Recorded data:
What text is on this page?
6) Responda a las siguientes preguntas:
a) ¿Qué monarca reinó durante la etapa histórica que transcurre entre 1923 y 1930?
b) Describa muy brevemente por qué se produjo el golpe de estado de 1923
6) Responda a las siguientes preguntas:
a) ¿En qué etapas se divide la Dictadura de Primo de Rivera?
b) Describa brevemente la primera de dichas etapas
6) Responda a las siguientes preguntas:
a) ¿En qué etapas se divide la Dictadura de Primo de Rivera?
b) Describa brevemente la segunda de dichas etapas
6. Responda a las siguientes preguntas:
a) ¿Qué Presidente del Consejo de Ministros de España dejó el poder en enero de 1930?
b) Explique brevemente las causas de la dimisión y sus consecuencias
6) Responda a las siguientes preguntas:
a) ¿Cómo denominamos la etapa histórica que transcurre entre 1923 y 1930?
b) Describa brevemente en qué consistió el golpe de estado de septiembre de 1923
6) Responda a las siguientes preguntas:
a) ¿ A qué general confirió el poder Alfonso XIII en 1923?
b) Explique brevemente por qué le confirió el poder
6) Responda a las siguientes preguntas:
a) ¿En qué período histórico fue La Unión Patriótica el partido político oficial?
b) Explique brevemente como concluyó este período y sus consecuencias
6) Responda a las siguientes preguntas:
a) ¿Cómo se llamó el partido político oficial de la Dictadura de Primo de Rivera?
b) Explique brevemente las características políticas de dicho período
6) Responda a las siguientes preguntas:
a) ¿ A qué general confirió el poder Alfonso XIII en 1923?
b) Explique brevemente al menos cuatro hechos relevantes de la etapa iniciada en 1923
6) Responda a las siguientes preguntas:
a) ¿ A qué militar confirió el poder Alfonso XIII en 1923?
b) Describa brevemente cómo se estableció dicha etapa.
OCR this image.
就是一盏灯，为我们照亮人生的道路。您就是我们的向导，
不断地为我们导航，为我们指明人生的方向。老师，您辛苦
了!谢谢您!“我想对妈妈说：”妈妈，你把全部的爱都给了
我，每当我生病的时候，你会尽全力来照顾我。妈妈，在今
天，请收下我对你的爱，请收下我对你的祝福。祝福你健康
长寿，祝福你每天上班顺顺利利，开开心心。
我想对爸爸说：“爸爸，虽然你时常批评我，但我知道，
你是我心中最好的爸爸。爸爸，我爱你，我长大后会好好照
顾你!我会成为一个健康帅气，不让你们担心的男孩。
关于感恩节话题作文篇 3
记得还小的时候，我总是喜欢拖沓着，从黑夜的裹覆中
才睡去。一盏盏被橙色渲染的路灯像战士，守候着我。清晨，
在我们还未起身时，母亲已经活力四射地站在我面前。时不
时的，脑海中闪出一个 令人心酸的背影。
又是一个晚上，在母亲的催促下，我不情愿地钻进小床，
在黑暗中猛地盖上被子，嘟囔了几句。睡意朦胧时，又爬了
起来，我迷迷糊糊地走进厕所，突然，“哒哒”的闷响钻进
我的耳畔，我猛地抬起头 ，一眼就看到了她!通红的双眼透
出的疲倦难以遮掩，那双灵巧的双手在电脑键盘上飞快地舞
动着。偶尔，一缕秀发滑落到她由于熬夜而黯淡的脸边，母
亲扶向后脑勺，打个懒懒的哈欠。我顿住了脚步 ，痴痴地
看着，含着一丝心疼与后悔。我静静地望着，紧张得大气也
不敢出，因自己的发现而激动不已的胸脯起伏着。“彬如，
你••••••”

◆ GIVEN TASK ◆
Copy out all lines that carry the word "poder".

◆ ANSWER IN FULL ◆
a) ¿Qué Presidente del Consejo de Ministros de España dejó el poder en enero de 1930?
a) ¿ A qué general confirió el poder Alfonso XIII en 1923?
b) Explique brevemente por qué le confirió el poder
a) ¿ A qué general confirió el poder Alfonso XIII en 1923?
a) ¿ A qué militar confirió el poder Alfonso XIII en 1923?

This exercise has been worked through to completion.